▶ _What is asked_
Reproduce only the records starting at the line containing "Patent image size: (1386, 931)." and ending at the line containing "The outlet coolant header 28 is". Swap "schematic illustration" for "schematic diagram" and leave everything else unchanged.

▶ _Records to process_
↓
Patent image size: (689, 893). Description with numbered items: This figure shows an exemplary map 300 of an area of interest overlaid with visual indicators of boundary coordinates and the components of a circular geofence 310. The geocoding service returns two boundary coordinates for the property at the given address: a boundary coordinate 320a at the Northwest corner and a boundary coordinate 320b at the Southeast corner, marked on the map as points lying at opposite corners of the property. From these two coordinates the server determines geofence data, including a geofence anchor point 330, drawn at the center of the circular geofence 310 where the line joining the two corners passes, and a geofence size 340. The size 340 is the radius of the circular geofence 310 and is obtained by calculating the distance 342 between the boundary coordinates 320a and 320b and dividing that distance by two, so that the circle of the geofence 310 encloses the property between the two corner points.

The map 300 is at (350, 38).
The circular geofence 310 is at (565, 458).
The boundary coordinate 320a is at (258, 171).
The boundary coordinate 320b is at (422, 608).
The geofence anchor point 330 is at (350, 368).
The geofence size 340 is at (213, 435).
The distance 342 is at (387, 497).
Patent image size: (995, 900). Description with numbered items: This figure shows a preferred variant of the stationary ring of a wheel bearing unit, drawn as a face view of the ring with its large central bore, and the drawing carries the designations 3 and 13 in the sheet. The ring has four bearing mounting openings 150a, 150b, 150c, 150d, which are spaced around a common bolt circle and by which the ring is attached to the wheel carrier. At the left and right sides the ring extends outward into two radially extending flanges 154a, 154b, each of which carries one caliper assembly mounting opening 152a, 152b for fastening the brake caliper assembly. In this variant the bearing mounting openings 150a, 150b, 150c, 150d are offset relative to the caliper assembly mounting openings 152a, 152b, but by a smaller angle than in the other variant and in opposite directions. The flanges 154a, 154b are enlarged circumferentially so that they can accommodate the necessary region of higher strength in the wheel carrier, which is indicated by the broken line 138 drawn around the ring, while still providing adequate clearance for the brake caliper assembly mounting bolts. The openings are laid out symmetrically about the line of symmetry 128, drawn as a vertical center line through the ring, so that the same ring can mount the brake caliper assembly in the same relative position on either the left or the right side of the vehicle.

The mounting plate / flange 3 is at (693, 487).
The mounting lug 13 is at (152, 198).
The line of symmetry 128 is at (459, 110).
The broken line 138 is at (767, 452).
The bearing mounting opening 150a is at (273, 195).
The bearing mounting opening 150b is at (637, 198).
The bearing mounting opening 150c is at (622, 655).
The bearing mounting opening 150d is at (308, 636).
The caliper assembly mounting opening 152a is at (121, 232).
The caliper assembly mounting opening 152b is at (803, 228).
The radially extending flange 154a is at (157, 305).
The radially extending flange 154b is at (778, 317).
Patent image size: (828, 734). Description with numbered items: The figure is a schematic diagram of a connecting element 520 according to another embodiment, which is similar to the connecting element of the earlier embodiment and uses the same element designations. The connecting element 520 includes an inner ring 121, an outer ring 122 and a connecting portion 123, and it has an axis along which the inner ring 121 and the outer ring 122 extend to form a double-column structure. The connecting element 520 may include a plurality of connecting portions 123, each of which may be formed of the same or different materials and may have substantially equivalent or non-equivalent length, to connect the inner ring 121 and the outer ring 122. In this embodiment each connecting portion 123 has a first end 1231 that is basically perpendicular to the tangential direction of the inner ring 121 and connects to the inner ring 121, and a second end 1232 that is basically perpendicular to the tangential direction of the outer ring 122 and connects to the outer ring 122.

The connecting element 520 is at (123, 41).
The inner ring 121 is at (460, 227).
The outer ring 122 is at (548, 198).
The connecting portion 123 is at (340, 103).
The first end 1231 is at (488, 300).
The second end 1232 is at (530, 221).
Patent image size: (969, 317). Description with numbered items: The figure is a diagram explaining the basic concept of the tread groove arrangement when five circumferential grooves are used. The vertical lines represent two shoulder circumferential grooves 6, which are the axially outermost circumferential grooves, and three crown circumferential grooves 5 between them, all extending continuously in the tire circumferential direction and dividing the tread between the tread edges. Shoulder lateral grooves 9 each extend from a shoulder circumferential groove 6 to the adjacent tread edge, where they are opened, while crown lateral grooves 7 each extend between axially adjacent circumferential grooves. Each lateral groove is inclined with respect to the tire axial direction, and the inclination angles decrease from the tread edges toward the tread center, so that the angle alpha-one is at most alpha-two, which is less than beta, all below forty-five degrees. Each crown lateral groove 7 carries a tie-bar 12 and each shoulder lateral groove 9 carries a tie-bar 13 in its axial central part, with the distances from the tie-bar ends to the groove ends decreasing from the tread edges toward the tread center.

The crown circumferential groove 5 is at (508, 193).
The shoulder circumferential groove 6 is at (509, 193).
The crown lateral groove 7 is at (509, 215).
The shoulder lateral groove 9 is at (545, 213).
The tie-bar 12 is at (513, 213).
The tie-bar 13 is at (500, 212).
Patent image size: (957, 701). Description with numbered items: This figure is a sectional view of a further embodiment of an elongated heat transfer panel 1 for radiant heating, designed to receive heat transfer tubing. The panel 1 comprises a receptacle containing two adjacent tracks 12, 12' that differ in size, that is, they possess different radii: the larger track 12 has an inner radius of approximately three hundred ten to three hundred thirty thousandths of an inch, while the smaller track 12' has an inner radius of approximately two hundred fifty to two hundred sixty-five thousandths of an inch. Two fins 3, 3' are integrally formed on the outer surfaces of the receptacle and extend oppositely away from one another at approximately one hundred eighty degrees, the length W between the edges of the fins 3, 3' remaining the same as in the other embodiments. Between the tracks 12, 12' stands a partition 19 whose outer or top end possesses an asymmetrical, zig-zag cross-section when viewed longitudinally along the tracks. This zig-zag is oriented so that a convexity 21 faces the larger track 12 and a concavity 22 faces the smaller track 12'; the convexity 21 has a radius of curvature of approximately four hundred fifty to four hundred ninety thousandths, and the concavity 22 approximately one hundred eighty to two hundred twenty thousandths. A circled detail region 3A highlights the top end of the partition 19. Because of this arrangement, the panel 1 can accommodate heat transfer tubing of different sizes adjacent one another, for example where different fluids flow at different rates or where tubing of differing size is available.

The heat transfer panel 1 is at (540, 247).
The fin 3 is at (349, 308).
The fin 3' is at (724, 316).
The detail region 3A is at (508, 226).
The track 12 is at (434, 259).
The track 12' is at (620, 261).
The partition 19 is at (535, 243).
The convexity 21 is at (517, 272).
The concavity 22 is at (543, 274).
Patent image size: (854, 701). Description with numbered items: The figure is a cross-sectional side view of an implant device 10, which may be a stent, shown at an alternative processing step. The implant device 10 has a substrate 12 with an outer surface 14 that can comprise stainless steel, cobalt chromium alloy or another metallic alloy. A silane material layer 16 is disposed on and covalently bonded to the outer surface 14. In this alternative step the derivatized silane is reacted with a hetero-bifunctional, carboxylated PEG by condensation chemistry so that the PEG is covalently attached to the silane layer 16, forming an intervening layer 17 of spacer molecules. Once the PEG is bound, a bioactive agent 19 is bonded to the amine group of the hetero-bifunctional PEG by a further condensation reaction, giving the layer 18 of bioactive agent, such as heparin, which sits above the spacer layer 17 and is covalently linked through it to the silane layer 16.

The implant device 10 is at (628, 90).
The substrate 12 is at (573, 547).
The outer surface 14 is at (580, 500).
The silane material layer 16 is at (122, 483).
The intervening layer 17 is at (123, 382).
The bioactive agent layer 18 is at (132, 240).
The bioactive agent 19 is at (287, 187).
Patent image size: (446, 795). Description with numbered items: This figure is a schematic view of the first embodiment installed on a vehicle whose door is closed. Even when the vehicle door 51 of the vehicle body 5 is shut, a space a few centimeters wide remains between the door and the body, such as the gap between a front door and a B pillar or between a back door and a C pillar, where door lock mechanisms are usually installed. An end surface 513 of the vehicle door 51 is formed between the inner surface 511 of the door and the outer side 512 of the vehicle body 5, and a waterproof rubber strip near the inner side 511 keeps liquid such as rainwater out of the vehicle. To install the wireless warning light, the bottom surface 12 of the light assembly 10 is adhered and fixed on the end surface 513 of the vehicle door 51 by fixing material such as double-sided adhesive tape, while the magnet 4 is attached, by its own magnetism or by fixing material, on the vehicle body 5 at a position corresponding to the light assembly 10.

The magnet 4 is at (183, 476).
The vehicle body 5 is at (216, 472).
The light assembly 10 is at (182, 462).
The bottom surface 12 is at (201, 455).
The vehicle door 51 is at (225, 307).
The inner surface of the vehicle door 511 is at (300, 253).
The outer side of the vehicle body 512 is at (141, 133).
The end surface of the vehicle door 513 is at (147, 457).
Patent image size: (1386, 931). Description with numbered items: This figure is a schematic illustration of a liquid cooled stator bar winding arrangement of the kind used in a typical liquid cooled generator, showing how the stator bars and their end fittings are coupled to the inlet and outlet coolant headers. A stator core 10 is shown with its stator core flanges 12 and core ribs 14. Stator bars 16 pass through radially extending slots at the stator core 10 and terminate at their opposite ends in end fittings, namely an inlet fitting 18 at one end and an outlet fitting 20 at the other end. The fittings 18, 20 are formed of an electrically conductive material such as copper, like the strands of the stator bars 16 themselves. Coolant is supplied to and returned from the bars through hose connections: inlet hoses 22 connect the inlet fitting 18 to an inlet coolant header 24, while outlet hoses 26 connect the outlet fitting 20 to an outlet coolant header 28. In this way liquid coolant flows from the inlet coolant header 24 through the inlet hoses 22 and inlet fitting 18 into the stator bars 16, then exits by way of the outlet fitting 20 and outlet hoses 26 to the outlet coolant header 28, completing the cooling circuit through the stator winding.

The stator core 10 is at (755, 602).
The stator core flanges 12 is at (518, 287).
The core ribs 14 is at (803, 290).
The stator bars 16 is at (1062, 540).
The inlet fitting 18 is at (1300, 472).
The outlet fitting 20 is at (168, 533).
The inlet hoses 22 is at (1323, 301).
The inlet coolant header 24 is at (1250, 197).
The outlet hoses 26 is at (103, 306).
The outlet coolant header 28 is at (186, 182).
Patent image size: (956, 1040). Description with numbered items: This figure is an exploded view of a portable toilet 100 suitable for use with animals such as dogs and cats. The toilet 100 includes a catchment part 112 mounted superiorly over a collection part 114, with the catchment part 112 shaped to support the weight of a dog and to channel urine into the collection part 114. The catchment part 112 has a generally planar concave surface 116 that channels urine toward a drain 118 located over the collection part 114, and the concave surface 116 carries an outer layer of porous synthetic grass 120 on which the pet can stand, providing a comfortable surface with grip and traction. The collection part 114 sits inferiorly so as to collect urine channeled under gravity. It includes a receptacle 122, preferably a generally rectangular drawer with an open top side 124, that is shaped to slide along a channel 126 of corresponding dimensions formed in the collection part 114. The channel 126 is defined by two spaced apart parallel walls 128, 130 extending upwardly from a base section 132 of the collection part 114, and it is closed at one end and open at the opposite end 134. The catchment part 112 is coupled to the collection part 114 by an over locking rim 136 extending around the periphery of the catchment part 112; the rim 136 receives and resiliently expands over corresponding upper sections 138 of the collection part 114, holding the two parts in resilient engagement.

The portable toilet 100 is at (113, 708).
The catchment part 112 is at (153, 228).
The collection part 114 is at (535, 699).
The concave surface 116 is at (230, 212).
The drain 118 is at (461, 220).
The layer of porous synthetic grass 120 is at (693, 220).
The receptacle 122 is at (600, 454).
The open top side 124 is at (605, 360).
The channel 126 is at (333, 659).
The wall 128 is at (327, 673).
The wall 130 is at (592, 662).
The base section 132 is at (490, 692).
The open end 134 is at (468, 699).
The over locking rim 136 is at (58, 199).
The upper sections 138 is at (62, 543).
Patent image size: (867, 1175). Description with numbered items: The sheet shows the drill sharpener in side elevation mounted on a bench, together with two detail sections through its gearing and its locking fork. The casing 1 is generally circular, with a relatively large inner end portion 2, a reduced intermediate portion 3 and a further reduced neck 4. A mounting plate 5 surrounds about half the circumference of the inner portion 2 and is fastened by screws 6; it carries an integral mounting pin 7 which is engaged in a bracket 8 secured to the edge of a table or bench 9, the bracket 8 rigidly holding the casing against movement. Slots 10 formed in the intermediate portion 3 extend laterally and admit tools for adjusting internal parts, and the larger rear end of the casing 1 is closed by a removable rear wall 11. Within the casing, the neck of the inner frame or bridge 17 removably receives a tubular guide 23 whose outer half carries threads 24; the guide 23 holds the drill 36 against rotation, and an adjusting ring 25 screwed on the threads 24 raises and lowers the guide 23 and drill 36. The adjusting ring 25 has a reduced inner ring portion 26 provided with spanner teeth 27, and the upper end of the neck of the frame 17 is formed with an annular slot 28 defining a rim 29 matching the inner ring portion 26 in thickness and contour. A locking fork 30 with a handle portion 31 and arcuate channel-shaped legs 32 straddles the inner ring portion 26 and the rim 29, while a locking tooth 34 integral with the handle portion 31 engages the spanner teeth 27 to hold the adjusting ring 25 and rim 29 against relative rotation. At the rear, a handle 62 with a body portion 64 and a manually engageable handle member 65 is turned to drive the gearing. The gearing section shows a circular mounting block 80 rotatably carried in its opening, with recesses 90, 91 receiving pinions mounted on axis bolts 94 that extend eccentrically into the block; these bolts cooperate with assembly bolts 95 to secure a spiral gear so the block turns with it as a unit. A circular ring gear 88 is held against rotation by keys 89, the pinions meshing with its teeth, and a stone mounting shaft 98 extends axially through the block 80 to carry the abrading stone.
↑
▶ _Exercise result_
Patent image size: (1386, 931). Description with numbered items: This figure is a schematic diagram of a liquid cooled stator bar winding arrangement of the kind used in a typical liquid cooled generator, showing how the stator bars and their end fittings are coupled to the inlet and outlet coolant headers. A stator core 10 is shown with its stator core flanges 12 and core ribs 14. Stator bars 16 pass through radially extending slots at the stator core 10 and terminate at their opposite ends in end fittings, namely an inlet fitting 18 at one end and an outlet fitting 20 at the other end. The fittings 18, 20 are formed of an electrically conductive material such as copper, like the strands of the stator bars 16 themselves. Coolant is supplied to and returned from the bars through hose connections: inlet hoses 22 connect the inlet fitting 18 to an inlet coolant header 24, while outlet hoses 26 connect the outlet fitting 20 to an outlet coolant header 28. In this way liquid coolant flows from the inlet coolant header 24 through the inlet hoses 22 and inlet fitting 18 into the stator bars 16, then exits by way of the outlet fitting 20 and outlet hoses 26 to the outlet coolant header 28, completing the cooling circuit through the stator winding.

The stator core 10 is at (755, 602).
The stator core flanges 12 is at (518, 287).
The core ribs 14 is at (803, 290).
The stator bars 16 is at (1062, 540).
The inlet fitting 18 is at (1300, 472).
The outlet fitting 20 is at (168, 533).
The inlet hoses 22 is at (1323, 301).
The inlet coolant header 24 is at (1250, 197).
The outlet hoses 26 is at (103, 306).
The outlet coolant header 28 is at (186, 182).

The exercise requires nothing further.